====== Exercise data ======

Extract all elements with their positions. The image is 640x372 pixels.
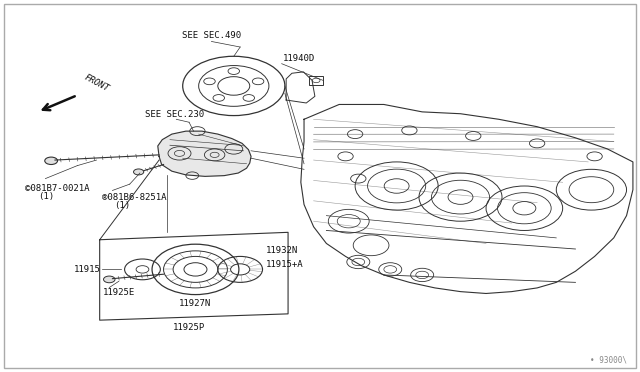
Text: (1): (1) [38, 192, 54, 201]
Bar [309, 76, 323, 84]
Circle shape [134, 169, 144, 175]
Text: SEE SEC.490: SEE SEC.490 [182, 31, 241, 39]
Text: 11925E: 11925E [103, 288, 135, 297]
Text: (1): (1) [115, 201, 131, 210]
Text: 11915+A: 11915+A [266, 260, 303, 269]
Circle shape [104, 276, 115, 283]
Text: FRONT: FRONT [83, 73, 110, 93]
Text: 11915: 11915 [74, 265, 100, 274]
Polygon shape [158, 131, 251, 176]
Text: 11925P: 11925P [173, 323, 205, 332]
Text: ®081B6-8251A: ®081B6-8251A [102, 193, 166, 202]
Text: 11932N: 11932N [266, 246, 298, 254]
Text: ©081B7-0021A: ©081B7-0021A [25, 184, 90, 193]
Text: 11940D: 11940D [283, 54, 316, 62]
Text: • 93000\: • 93000\ [589, 356, 627, 365]
Circle shape [45, 157, 58, 164]
Text: 11927N: 11927N [179, 299, 212, 308]
Text: SEE SEC.230: SEE SEC.230 [145, 109, 204, 119]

======

▶ **What to work on**
Print the data word for word, starting at the line with "Text: (1): (1) [38, 192, 54, 201]" and going up to and including the line with "Text: FRONT: FRONT [83, 73, 110, 93]".

▶ **The response**
Text: (1): (1) [38, 192, 54, 201]
Bar [309, 76, 323, 84]
Circle shape [134, 169, 144, 175]
Text: SEE SEC.490: SEE SEC.490 [182, 31, 241, 39]
Text: 11925E: 11925E [103, 288, 135, 297]
Text: (1): (1) [115, 201, 131, 210]
Text: 11915+A: 11915+A [266, 260, 303, 269]
Circle shape [104, 276, 115, 283]
Text: FRONT: FRONT [83, 73, 110, 93]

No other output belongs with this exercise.